■ **Given task**
List all the lines in these records that hold "παρονομαστοῦ".

Items from a data source
○ ○ ○

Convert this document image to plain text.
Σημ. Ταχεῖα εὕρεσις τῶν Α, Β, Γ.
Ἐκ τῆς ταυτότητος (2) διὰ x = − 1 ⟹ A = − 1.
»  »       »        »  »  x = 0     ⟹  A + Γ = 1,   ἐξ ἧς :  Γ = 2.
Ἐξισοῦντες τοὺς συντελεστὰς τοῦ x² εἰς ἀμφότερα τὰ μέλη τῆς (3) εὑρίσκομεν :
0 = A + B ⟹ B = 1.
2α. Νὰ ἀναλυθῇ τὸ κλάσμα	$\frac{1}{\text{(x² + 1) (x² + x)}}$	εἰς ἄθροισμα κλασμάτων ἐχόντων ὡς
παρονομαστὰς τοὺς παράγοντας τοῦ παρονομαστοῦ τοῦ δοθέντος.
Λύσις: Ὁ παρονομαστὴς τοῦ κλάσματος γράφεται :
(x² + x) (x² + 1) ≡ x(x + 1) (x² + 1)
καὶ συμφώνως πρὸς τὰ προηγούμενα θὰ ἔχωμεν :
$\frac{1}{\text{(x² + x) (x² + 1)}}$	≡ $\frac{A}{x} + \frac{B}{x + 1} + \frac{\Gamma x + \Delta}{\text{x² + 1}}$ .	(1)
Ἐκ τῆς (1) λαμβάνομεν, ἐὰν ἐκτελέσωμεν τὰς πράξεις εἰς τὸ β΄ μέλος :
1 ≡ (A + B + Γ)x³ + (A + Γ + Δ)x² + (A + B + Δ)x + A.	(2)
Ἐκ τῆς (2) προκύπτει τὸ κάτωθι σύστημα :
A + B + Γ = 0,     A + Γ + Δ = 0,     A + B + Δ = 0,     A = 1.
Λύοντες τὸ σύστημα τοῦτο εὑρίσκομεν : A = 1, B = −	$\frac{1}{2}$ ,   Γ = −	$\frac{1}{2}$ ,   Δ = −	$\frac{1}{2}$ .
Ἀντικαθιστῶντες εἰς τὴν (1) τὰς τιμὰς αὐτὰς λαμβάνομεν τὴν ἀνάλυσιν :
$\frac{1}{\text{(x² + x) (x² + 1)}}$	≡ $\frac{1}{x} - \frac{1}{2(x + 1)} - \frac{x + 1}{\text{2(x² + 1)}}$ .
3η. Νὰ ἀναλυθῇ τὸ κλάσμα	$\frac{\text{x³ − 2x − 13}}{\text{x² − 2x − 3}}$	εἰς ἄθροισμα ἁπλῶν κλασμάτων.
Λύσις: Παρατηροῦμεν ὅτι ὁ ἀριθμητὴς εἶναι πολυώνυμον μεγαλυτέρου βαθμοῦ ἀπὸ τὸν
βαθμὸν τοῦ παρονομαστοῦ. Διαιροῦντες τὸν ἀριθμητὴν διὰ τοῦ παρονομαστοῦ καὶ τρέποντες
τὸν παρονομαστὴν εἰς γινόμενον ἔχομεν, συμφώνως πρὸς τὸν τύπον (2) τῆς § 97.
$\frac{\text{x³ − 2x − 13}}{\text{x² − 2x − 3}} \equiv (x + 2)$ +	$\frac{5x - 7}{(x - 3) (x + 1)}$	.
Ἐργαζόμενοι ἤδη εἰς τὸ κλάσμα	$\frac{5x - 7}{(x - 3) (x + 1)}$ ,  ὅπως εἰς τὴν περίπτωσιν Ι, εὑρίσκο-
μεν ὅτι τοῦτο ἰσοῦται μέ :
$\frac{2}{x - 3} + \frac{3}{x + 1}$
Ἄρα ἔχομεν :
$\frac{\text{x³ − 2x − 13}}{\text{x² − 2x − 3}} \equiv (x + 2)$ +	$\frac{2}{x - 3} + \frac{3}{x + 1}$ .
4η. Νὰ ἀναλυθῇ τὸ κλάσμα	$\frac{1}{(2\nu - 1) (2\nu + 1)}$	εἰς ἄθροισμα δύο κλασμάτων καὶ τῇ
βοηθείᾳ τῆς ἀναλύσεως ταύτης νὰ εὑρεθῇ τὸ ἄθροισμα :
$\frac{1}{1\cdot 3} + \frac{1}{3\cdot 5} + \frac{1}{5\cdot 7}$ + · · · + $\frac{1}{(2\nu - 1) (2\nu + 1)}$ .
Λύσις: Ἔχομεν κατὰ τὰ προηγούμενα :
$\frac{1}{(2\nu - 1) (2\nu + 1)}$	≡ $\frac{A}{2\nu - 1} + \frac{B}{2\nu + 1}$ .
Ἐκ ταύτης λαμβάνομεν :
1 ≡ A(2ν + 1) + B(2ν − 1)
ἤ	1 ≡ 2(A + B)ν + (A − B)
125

○ ○ ○

■ **Answer to the problem**
παρονομαστὰς τοὺς παράγοντας τοῦ παρονομαστοῦ τοῦ δοθέντος.
βαθμὸν τοῦ παρονομαστοῦ. Διαιροῦντες τὸν ἀριθμητὴν διὰ τοῦ παρονομαστοῦ καὶ τρέποντες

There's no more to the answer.